*ASSIGNMENT*:
Each line of the records that includes "liposomes" should be found and copied.

Extracts from a graphics dataset
• • • • • • •

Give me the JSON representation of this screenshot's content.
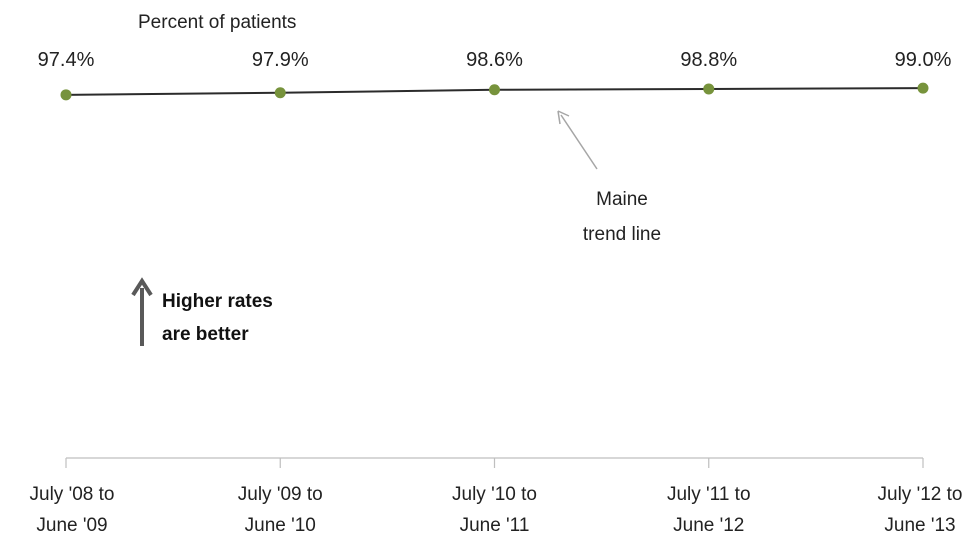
{
  "chart_data": {
    "type": "line",
    "categories": [
      [
        "July '08 to",
        "June '09"
      ],
      [
        "July '09 to",
        "June '10"
      ],
      [
        "July '10 to",
        "June '11"
      ],
      [
        "July '11 to",
        "June '12"
      ],
      [
        "July '12 to",
        "June '13"
      ]
    ],
    "series": [
      {
        "name": "Maine trend line",
        "values": [
          97.4,
          97.9,
          98.6,
          98.8,
          99.0
        ],
        "value_labels": [
          "97.4%",
          "97.9%",
          "98.6%",
          "98.8%",
          "99.0%"
        ]
      }
    ],
    "ylabel": "Percent of patients",
    "ylim": [
      0,
      100
    ],
    "grid": false,
    "colors": {
      "marker": "#77933c",
      "line": "#2b2b2b",
      "axis": "#bfbfbf",
      "arrow": "#595959",
      "pointer": "#a6a6a6"
    }
  },
  "annotations": {
    "trend": [
      "Maine",
      "trend line"
    ],
    "higher": [
      "Higher rates",
      "are better"
    ]
  }
}
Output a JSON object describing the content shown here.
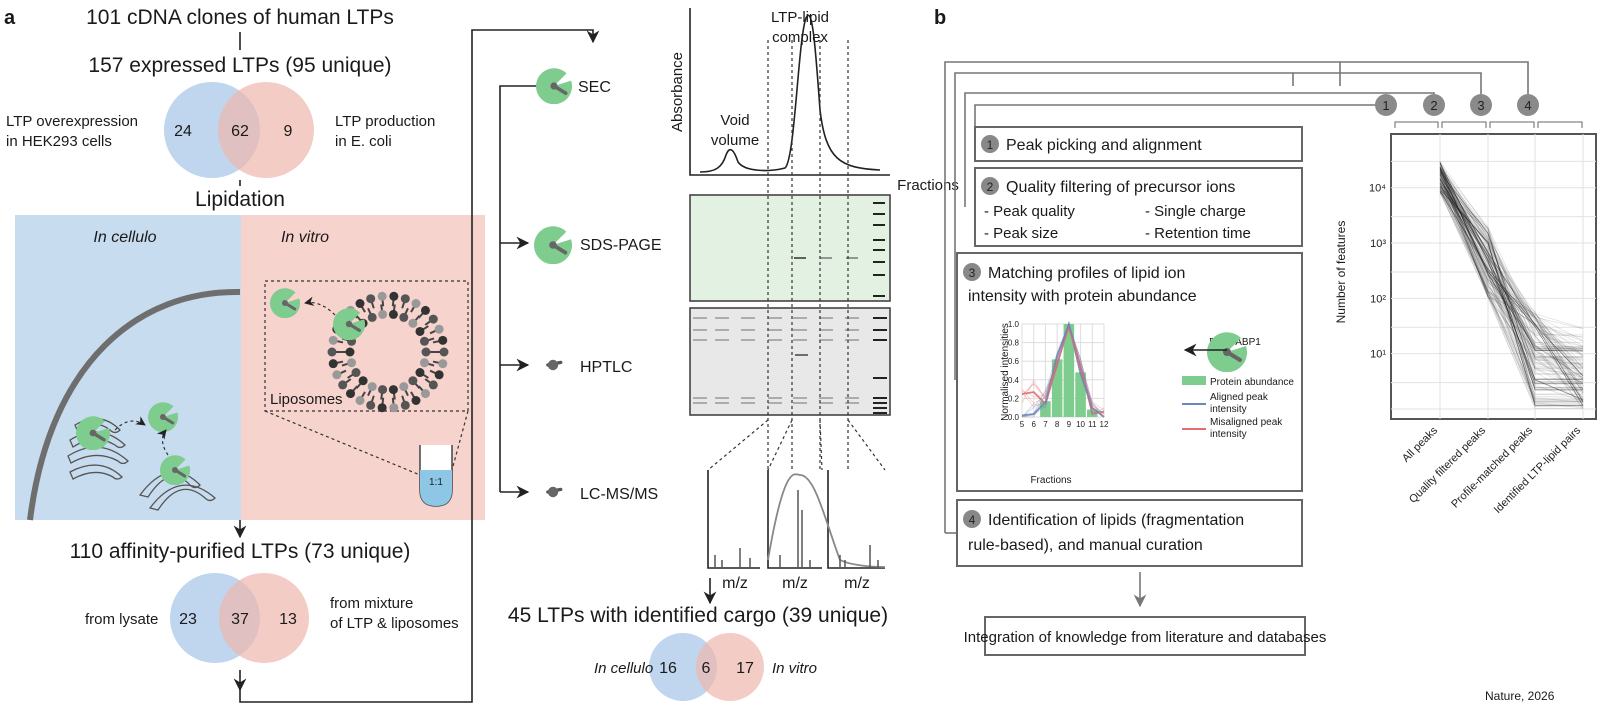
{
  "panel_a": {
    "label": "a",
    "step1": "101 cDNA clones of human LTPs",
    "step2": "157 expressed LTPs (95 unique)",
    "venn1": {
      "left_label_1": "LTP overexpression",
      "left_label_2": "in HEK293 cells",
      "right_label_1": "LTP production",
      "right_label_2": "in E. coli",
      "left": "24",
      "both": "62",
      "right": "9"
    },
    "lipidation": "Lipidation",
    "in_cellulo": "In cellulo",
    "in_vitro": "In vitro",
    "liposomes": "Liposomes",
    "tube_label": "1:1",
    "step3": "110 affinity-purified LTPs (73 unique)",
    "venn2": {
      "left_label": "from lysate",
      "right_label_1": "from  mixture",
      "right_label_2": "of LTP & liposomes",
      "left": "23",
      "both": "37",
      "right": "13"
    },
    "methods": [
      "SEC",
      "SDS-PAGE",
      "HPTLC",
      "LC-MS/MS"
    ],
    "chromatogram": {
      "ylabel": "Absorbance",
      "peak_label_1": "LTP-lipid",
      "peak_label_2": "complex",
      "void_1": "Void",
      "void_2": "volume",
      "xlabel": "Fractions"
    },
    "mz": [
      "m/z",
      "m/z",
      "m/z"
    ],
    "result": "45 LTPs with identified cargo (39 unique)",
    "venn3": {
      "left_label": "In cellulo",
      "right_label": "In vitro",
      "left": "16",
      "both": "6",
      "right": "17"
    }
  },
  "panel_b": {
    "label": "b",
    "steps": [
      {
        "num": "1",
        "title": "Peak picking and alignment"
      },
      {
        "num": "2",
        "title": "Quality filtering of precursor ions",
        "items": [
          "- Peak quality",
          "- Single charge",
          "- Peak size",
          "- Retention time"
        ]
      },
      {
        "num": "3",
        "title_1": "Matching profiles of lipid ion",
        "title_2": "intensity with protein abundance",
        "example": "E.g. FABP1"
      },
      {
        "num": "4",
        "title_1": "Identification of lipids (fragmentation",
        "title_2": "rule-based), and manual curation"
      }
    ],
    "final": "Integration of knowledge from literature and databases",
    "legend": {
      "protein": "Protein abundance",
      "aligned_1": "Aligned peak",
      "aligned_2": "intensity",
      "misaligned_1": "Misaligned peak",
      "misaligned_2": "intensity"
    }
  },
  "colors": {
    "green": "#7fcc8f",
    "blue_venn": "#a9c8e8",
    "red_venn": "#f0b6ae",
    "cellulo_bg": "#c8dcef",
    "vitro_bg": "#f6d3cd",
    "aligned": "#6f86b8",
    "misaligned": "#e07070"
  },
  "chart_data": [
    {
      "type": "bar",
      "title": "",
      "xlabel": "Fractions",
      "ylabel": "Normalised intensities",
      "x_ticks": [
        "5",
        "6",
        "7",
        "8",
        "9",
        "10",
        "11",
        "12"
      ],
      "y_ticks": [
        "0.0",
        "0.2",
        "0.4",
        "0.6",
        "0.8",
        "1.0"
      ],
      "ylim": [
        0,
        1
      ],
      "categories": [
        7,
        8,
        9,
        10,
        11
      ],
      "values": [
        0.17,
        0.62,
        1.0,
        0.48,
        0.08
      ],
      "series_name": "Protein abundance"
    },
    {
      "type": "line",
      "ylabel": "Number of features",
      "yscale": "log",
      "ylim": [
        1,
        50000
      ],
      "y_ticks": [
        "10⁴",
        "10³",
        "10²",
        "10¹"
      ],
      "categories": [
        "All peaks",
        "Quality filtered peaks",
        "Profile-matched peaks",
        "Identified LTP-lipid pairs"
      ],
      "step_markers": [
        "1",
        "2",
        "3",
        "4"
      ],
      "typical_range": [
        [
          8000,
          30000
        ],
        [
          100,
          2000
        ],
        [
          1,
          60
        ],
        [
          1,
          40
        ]
      ]
    }
  ],
  "footer": "Nature, 2026"
}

• • • • • • •

*WRITTEN RESPONSE*:
    "liposomes": "Liposomes",
      "right_label_2": "of LTP & liposomes",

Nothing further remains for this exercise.